> **TASK**
Exclude any images and output the remaining records exactly.

> **GIVEN INFORMATION**
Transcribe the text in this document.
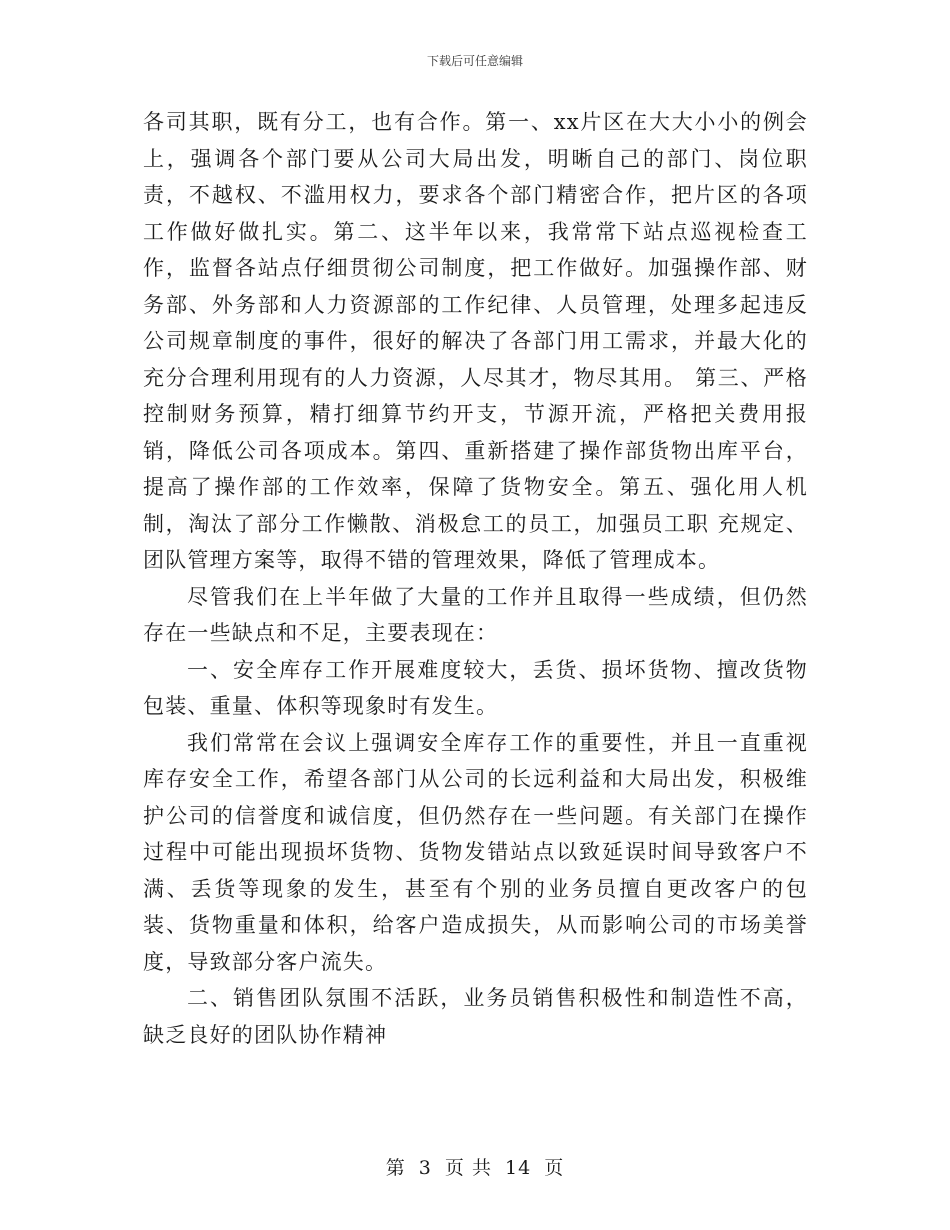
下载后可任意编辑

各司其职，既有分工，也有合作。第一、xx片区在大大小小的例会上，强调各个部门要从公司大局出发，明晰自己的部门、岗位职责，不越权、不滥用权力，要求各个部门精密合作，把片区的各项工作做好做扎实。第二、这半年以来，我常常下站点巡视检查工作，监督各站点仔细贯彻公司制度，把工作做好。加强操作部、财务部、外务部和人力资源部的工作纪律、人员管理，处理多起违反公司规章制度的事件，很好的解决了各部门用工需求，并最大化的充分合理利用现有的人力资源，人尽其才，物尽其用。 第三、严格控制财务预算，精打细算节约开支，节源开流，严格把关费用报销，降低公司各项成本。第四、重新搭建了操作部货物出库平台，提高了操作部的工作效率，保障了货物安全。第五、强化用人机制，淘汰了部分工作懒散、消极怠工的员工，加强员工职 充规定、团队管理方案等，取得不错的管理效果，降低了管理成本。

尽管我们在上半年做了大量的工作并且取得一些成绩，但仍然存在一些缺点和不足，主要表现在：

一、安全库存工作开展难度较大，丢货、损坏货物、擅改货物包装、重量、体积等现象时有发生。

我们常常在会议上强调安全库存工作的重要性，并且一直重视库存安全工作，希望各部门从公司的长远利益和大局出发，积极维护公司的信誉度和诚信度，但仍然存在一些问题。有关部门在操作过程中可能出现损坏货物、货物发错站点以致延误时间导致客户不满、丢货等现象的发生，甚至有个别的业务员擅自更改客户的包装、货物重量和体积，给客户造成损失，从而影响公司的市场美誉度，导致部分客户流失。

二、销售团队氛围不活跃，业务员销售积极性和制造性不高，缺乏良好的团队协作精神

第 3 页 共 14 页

> **ANSWER IN FULL**
Transcribe the text in this document.
下载后可任意编辑

各司其职，既有分工，也有合作。第一、xx片区在大大小小的例会上，强调各个部门要从公司大局出发，明晰自己的部门、岗位职责，不越权、不滥用权力，要求各个部门精密合作，把片区的各项工作做好做扎实。第二、这半年以来，我常常下站点巡视检查工作，监督各站点仔细贯彻公司制度，把工作做好。加强操作部、财务部、外务部和人力资源部的工作纪律、人员管理，处理多起违反公司规章制度的事件，很好的解决了各部门用工需求，并最大化的充分合理利用现有的人力资源，人尽其才，物尽其用。 第三、严格控制财务预算，精打细算节约开支，节源开流，严格把关费用报销，降低公司各项成本。第四、重新搭建了操作部货物出库平台，提高了操作部的工作效率，保障了货物安全。第五、强化用人机制，淘汰了部分工作懒散、消极怠工的员工，加强员工职 充规定、团队管理方案等，取得不错的管理效果，降低了管理成本。

尽管我们在上半年做了大量的工作并且取得一些成绩，但仍然存在一些缺点和不足，主要表现在：

一、安全库存工作开展难度较大，丢货、损坏货物、擅改货物包装、重量、体积等现象时有发生。

我们常常在会议上强调安全库存工作的重要性，并且一直重视库存安全工作，希望各部门从公司的长远利益和大局出发，积极维护公司的信誉度和诚信度，但仍然存在一些问题。有关部门在操作过程中可能出现损坏货物、货物发错站点以致延误时间导致客户不满、丢货等现象的发生，甚至有个别的业务员擅自更改客户的包装、货物重量和体积，给客户造成损失，从而影响公司的市场美誉度，导致部分客户流失。

二、销售团队氛围不活跃，业务员销售积极性和制造性不高，缺乏良好的团队协作精神

第 3 页 共 14 页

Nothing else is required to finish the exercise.